[Collected data entries]
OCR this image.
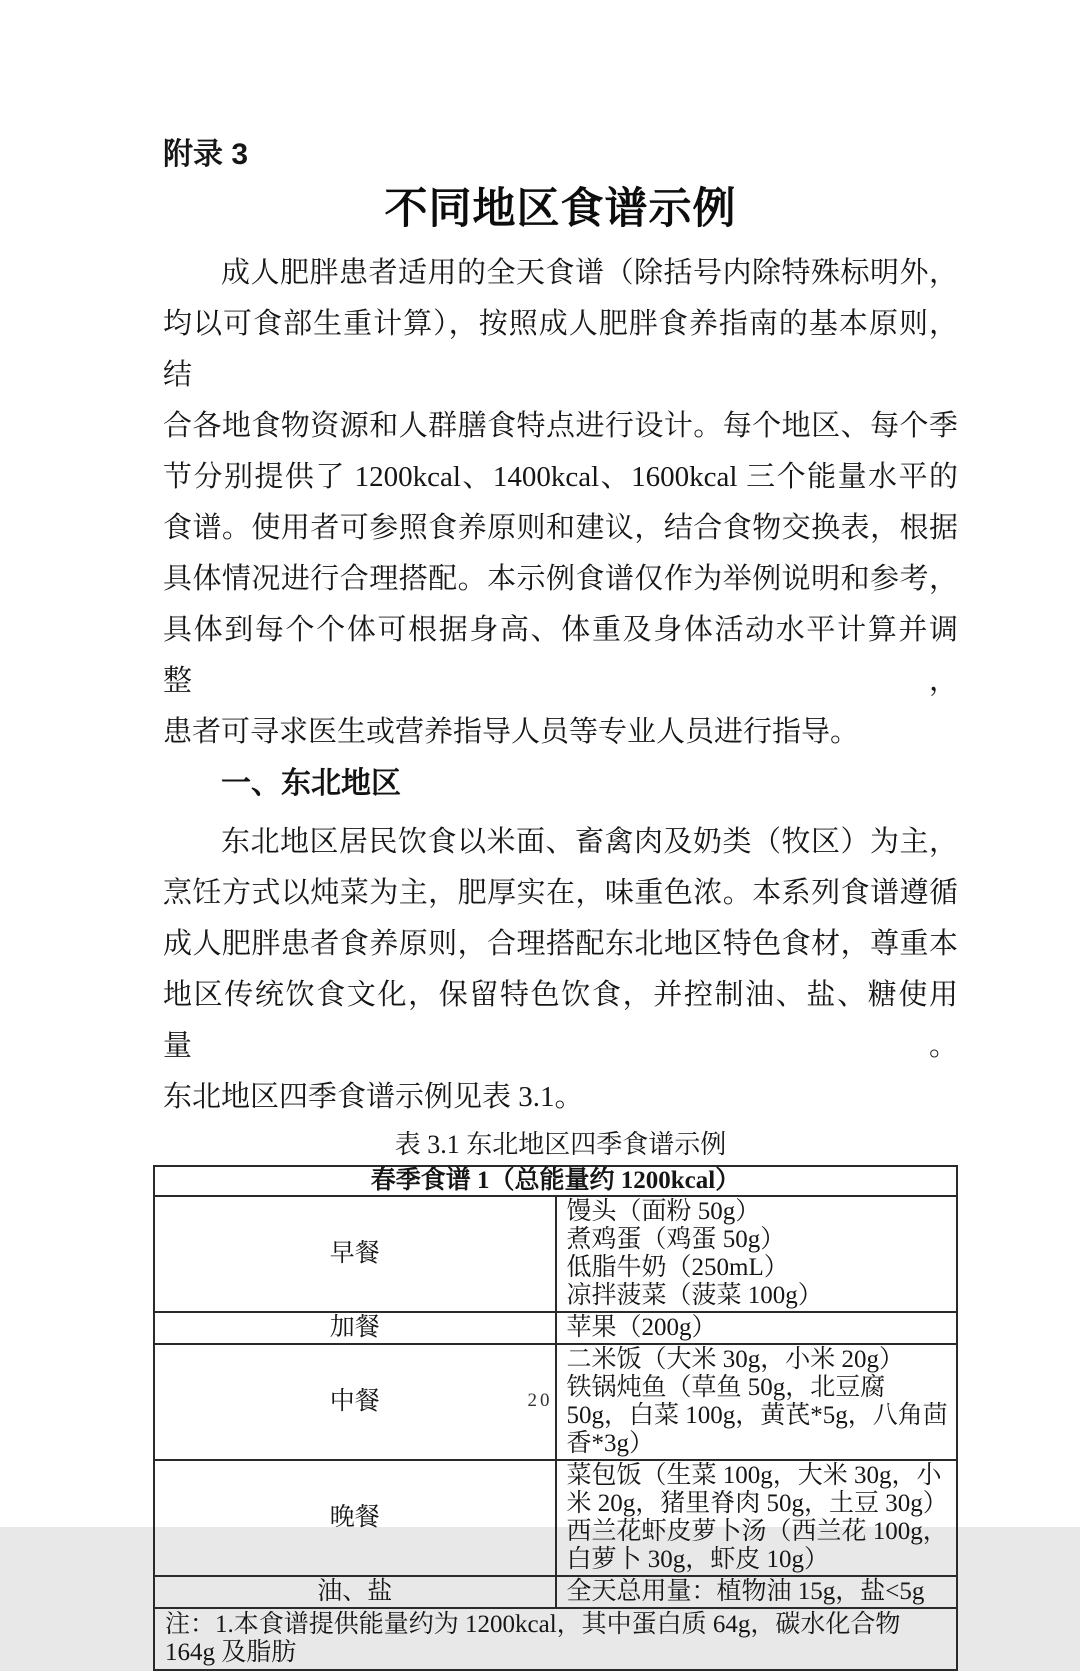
附录 3
不同地区食谱示例
成人肥胖患者适用的全天食谱（除括号内除特殊标明外，
均以可食部生重计算），按照成人肥胖食养指南的基本原则，结
合各地食物资源和人群膳食特点进行设计。每个地区、每个季
节分别提供了 1200kcal、1400kcal、1600kcal 三个能量水平的
食谱。使用者可参照食养原则和建议，结合食物交换表，根据
具体情况进行合理搭配。本示例食谱仅作为举例说明和参考，
具体到每个个体可根据身高、体重及身体活动水平计算并调整，
患者可寻求医生或营养指导人员等专业人员进行指导。
一、东北地区
东北地区居民饮食以米面、畜禽肉及奶类（牧区）为主，
烹饪方式以炖菜为主，肥厚实在，味重色浓。本系列食谱遵循
成人肥胖患者食养原则，合理搭配东北地区特色食材，尊重本
地区传统饮食文化，保留特色饮食，并控制油、盐、糖使用量。
东北地区四季食谱示例见表 3.1。
表 3.1 东北地区四季食谱示例
春季食谱 1（总能量约 1200kcal）	
早餐	馒头（面粉 50g）
煮鸡蛋（鸡蛋 50g）
低脂牛奶（250mL）
凉拌菠菜（菠菜 100g）

加餐	苹果（200g）

中餐	二米饭（大米 30g，小米 20g）
铁锅炖鱼（草鱼 50g，北豆腐 50g，白菜 100g，黄芪*5g，八角茴香*3g）

晚餐	菜包饭（生菜 100g，大米 30g，小米 20g，猪里脊肉 50g，土豆 30g）
西兰花虾皮萝卜汤（西兰花 100g，白萝卜 30g，虾皮 10g）

油、盐	全天总用量：植物油 15g，盐<5g

注：1.本食谱提供能量约为 1200kcal，其中蛋白质 64g，碳水化合物 164g 及脂肪	
20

• **Task description**
Retype each entry precisely. Skip images entirely.

• **Task solution**
OCR this image.
附录 3
不同地区食谱示例
成人肥胖患者适用的全天食谱（除括号内除特殊标明外，
均以可食部生重计算），按照成人肥胖食养指南的基本原则，结
合各地食物资源和人群膳食特点进行设计。每个地区、每个季
节分别提供了 1200kcal、1400kcal、1600kcal 三个能量水平的
食谱。使用者可参照食养原则和建议，结合食物交换表，根据
具体情况进行合理搭配。本示例食谱仅作为举例说明和参考，
具体到每个个体可根据身高、体重及身体活动水平计算并调整，
患者可寻求医生或营养指导人员等专业人员进行指导。
一、东北地区
东北地区居民饮食以米面、畜禽肉及奶类（牧区）为主，
烹饪方式以炖菜为主，肥厚实在，味重色浓。本系列食谱遵循
成人肥胖患者食养原则，合理搭配东北地区特色食材，尊重本
地区传统饮食文化，保留特色饮食，并控制油、盐、糖使用量。
东北地区四季食谱示例见表 3.1。
表 3.1 东北地区四季食谱示例
春季食谱 1（总能量约 1200kcal）	
早餐	馒头（面粉 50g）
煮鸡蛋（鸡蛋 50g）
低脂牛奶（250mL）
凉拌菠菜（菠菜 100g）

加餐	苹果（200g）

中餐	二米饭（大米 30g，小米 20g）
铁锅炖鱼（草鱼 50g，北豆腐 50g，白菜 100g，黄芪*5g，八角茴香*3g）

晚餐	菜包饭（生菜 100g，大米 30g，小米 20g，猪里脊肉 50g，土豆 30g）
西兰花虾皮萝卜汤（西兰花 100g，白萝卜 30g，虾皮 10g）

油、盐	全天总用量：植物油 15g，盐<5g

注：1.本食谱提供能量约为 1200kcal，其中蛋白质 64g，碳水化合物 164g 及脂肪	
20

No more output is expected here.